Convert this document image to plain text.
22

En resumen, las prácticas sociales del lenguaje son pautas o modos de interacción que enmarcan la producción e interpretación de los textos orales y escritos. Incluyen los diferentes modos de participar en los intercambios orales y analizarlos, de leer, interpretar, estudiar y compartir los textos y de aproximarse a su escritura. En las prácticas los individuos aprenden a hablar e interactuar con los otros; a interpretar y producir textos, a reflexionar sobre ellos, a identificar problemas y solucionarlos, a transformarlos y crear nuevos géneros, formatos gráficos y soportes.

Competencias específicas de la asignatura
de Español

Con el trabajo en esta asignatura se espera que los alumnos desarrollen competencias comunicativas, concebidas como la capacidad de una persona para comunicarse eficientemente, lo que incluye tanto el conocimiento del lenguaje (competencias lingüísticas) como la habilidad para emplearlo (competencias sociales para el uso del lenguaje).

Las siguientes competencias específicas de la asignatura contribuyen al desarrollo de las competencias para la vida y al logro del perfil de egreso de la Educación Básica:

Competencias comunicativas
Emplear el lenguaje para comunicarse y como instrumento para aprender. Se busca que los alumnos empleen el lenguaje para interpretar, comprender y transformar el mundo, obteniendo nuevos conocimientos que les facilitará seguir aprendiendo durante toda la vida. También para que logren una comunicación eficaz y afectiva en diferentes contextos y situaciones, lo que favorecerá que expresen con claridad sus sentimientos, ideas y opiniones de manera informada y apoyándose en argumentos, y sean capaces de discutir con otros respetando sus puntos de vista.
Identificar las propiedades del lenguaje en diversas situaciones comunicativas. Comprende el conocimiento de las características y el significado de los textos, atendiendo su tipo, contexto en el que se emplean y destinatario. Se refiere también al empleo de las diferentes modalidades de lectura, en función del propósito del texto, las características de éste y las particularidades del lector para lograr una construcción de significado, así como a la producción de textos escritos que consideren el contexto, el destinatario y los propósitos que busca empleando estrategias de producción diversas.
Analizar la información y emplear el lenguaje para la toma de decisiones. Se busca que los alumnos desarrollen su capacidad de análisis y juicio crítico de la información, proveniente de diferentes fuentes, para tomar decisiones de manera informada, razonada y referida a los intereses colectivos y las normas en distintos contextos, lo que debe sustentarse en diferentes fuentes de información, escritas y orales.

———

*TASK DETAILS:* Set down the entries above again, word for word.

*COMPLETE ANSWER:*
Convert this document image to plain text.
22

En resumen, las prácticas sociales del lenguaje son pautas o modos de interacción que enmarcan la producción e interpretación de los textos orales y escritos. Incluyen los diferentes modos de participar en los intercambios orales y analizarlos, de leer, interpretar, estudiar y compartir los textos y de aproximarse a su escritura. En las prácticas los individuos aprenden a hablar e interactuar con los otros; a interpretar y producir textos, a reflexionar sobre ellos, a identificar problemas y solucionarlos, a transformarlos y crear nuevos géneros, formatos gráficos y soportes.

Competencias específicas de la asignatura
de Español

Con el trabajo en esta asignatura se espera que los alumnos desarrollen competencias comunicativas, concebidas como la capacidad de una persona para comunicarse eficientemente, lo que incluye tanto el conocimiento del lenguaje (competencias lingüísticas) como la habilidad para emplearlo (competencias sociales para el uso del lenguaje).

Las siguientes competencias específicas de la asignatura contribuyen al desarrollo de las competencias para la vida y al logro del perfil de egreso de la Educación Básica:

Competencias comunicativas
Emplear el lenguaje para comunicarse y como instrumento para aprender. Se busca que los alumnos empleen el lenguaje para interpretar, comprender y transformar el mundo, obteniendo nuevos conocimientos que les facilitará seguir aprendiendo durante toda la vida. También para que logren una comunicación eficaz y afectiva en diferentes contextos y situaciones, lo que favorecerá que expresen con claridad sus sentimientos, ideas y opiniones de manera informada y apoyándose en argumentos, y sean capaces de discutir con otros respetando sus puntos de vista.
Identificar las propiedades del lenguaje en diversas situaciones comunicativas. Comprende el conocimiento de las características y el significado de los textos, atendiendo su tipo, contexto en el que se emplean y destinatario. Se refiere también al empleo de las diferentes modalidades de lectura, en función del propósito del texto, las características de éste y las particularidades del lector para lograr una construcción de significado, así como a la producción de textos escritos que consideren el contexto, el destinatario y los propósitos que busca empleando estrategias de producción diversas.
Analizar la información y emplear el lenguaje para la toma de decisiones. Se busca que los alumnos desarrollen su capacidad de análisis y juicio crítico de la información, proveniente de diferentes fuentes, para tomar decisiones de manera informada, razonada y referida a los intereses colectivos y las normas en distintos contextos, lo que debe sustentarse en diferentes fuentes de información, escritas y orales.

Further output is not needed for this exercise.